作業指示 a:
抜粋について答えてください。
(i) Nさんが移動先に選んだ部屋はどこですか。
(ii) Nさんが部門で担当している役目は何ですか。
(iii) Eさんが特に苦手だと挙げている仕事は何ですか。
++++ 抜粋箇所 ++++
N「忙しいところ,ありがとう。応接室が空いていたので,そちらに移ろう」

E「応接室ですか。ちょっと緊張しますね。難しい話なのでしょうか」 

N「いやいや,そうではないよ。私が部門の教育係を担当していることは,君もよく知っているよね」

E「ええ,それは知っています。Nさんは人材育成に熱心なマネジャーだと,リーダーや先輩方から聞いていますから」

N「それは,どうも。で,これからの開発者の人材育成についてEさんが考えていること,気付いていることを聞かせてもらえないかな」

E「分かりました。個人的な意見になると思いますが,いいですか」

N「もちろん,大いに結構だよ」

E「私が自分勝手に思っていることなので,あまり参考にならないかもしれません」

N「参考になるかどうかは,気にしないでいいよ」

E「分かりました」

 二人は応接室に移動します。

E「では,私の考えを話します。Nさんもご存じだと思いますが,私も含めて我が社の技術者は,技術力はあるが営業力がないと,よくいわれています。その理由の一つには,営業的な活動に関心が薄く,自分の仕事ではないという意識が根底にあるからだと思います」

N「そこが,我が社の技術者が改善すべき点ということだね」

E「そうだと思います。自分自身のことになりますが,営業的なことはどうも苦手です。例えば提案のためのプレゼンとかは,特に苦手ですね。正直言って,あまりやりたくない仕事です」
++++ 処理対象データ ++++
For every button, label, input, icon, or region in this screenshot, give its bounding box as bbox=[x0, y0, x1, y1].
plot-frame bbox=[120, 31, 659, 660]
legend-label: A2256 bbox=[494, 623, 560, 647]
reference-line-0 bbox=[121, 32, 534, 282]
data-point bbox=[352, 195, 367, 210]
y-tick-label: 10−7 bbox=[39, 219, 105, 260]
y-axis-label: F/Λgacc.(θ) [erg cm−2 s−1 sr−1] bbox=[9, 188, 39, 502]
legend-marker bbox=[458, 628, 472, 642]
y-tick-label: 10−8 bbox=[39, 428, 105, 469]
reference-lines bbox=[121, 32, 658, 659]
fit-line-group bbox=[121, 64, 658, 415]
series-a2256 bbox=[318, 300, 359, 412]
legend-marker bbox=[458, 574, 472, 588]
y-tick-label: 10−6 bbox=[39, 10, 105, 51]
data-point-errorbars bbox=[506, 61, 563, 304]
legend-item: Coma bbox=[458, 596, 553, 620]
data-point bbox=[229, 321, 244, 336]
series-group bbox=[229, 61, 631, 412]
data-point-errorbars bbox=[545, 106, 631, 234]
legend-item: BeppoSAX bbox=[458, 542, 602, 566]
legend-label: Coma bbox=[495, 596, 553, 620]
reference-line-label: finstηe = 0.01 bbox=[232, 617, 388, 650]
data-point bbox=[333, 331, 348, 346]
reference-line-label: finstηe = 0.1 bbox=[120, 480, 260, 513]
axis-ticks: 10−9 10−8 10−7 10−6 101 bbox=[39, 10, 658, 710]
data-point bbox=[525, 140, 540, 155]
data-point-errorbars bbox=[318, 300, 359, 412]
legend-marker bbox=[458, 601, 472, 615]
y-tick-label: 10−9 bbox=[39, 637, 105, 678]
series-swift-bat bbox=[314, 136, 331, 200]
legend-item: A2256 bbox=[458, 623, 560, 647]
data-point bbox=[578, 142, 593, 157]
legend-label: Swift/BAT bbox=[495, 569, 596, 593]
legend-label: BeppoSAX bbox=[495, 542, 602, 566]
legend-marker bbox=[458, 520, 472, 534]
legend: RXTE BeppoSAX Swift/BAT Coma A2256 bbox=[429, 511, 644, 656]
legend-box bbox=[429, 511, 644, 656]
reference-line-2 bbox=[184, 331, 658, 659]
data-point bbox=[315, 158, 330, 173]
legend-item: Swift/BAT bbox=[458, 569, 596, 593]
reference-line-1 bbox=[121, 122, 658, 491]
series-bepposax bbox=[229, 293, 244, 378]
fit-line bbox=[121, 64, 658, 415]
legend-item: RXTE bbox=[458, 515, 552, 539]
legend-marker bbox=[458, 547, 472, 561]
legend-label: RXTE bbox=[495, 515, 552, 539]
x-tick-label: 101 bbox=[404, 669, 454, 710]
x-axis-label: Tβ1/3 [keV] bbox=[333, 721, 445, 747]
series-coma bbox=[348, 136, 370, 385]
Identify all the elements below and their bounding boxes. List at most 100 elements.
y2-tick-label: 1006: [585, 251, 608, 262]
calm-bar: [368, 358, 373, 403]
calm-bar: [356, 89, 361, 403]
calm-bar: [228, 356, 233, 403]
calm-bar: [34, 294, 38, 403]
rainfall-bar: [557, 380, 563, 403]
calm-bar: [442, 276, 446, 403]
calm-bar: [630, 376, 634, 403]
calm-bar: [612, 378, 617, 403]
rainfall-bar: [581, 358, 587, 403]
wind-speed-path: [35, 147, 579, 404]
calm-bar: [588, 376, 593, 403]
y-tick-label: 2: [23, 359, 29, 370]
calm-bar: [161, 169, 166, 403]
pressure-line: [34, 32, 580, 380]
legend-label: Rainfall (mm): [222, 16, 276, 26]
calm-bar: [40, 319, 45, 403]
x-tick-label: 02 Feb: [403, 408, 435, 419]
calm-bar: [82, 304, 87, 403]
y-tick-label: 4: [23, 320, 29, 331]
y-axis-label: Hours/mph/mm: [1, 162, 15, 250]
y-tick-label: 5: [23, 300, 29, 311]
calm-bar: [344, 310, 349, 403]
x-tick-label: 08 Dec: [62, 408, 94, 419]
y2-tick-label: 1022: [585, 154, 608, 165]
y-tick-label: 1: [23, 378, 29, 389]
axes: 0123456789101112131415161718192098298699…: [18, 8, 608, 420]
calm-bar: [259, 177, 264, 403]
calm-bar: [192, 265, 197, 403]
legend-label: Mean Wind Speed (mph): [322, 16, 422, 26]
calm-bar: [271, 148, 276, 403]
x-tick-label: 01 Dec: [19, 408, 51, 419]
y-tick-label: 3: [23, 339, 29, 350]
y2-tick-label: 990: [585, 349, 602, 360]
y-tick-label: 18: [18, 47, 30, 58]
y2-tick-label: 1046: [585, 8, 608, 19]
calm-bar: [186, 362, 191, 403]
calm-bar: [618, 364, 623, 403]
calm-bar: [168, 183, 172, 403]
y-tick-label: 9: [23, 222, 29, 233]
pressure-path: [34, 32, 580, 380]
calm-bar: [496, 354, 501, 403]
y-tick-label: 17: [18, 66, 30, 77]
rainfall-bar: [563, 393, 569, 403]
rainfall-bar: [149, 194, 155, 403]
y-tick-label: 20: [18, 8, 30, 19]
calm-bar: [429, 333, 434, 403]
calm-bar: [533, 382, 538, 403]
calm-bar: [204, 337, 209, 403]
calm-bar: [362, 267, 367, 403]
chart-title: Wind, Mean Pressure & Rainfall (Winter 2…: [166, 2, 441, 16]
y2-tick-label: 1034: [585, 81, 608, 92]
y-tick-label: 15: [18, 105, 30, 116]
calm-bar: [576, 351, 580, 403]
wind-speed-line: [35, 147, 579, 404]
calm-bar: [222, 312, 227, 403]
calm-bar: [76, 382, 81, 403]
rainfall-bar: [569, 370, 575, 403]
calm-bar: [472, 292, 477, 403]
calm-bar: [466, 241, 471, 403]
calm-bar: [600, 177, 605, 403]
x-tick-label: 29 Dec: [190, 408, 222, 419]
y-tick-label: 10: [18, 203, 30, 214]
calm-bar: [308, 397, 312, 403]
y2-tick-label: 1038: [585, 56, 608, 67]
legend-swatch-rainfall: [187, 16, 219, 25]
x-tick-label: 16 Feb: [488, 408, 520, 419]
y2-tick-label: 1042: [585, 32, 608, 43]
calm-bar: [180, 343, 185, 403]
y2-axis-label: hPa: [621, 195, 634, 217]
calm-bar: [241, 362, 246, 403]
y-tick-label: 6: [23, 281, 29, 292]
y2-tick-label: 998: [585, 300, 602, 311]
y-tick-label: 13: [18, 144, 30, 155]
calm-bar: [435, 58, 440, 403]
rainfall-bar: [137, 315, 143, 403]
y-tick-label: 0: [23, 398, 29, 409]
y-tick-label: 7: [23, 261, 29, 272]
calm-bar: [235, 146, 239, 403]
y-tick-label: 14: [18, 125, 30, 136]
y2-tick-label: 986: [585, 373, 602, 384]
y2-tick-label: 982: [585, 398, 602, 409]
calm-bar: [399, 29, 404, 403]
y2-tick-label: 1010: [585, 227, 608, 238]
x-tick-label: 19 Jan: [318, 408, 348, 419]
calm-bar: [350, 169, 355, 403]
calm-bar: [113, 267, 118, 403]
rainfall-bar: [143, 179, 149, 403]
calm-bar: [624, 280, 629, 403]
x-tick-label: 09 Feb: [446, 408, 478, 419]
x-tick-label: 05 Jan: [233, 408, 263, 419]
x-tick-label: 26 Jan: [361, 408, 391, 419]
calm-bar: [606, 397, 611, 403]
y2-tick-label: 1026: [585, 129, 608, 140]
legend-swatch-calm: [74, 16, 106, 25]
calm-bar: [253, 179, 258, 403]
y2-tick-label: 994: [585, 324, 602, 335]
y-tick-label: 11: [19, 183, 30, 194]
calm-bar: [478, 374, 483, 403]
++++
作業指示 b:
エントリの先頭行から「y-tick-label: 10−8 bbox=[39, 428, 105, 469]」を含む行までを、両端の行も含めてそのまま抜き出してください。

最終結果 a:
(i) 応接室
(ii) 教育係
(iii) 提案のためのプレゼン

最終結果 b:
For every button, label, input, icon, or region in this screenshot, give its bounding box as bbox=[x0, y0, x1, y1].
plot-frame bbox=[120, 31, 659, 660]
legend-label: A2256 bbox=[494, 623, 560, 647]
reference-line-0 bbox=[121, 32, 534, 282]
data-point bbox=[352, 195, 367, 210]
y-tick-label: 10−7 bbox=[39, 219, 105, 260]
y-axis-label: F/Λgacc.(θ) [erg cm−2 s−1 sr−1] bbox=[9, 188, 39, 502]
legend-marker bbox=[458, 628, 472, 642]
y-tick-label: 10−8 bbox=[39, 428, 105, 469]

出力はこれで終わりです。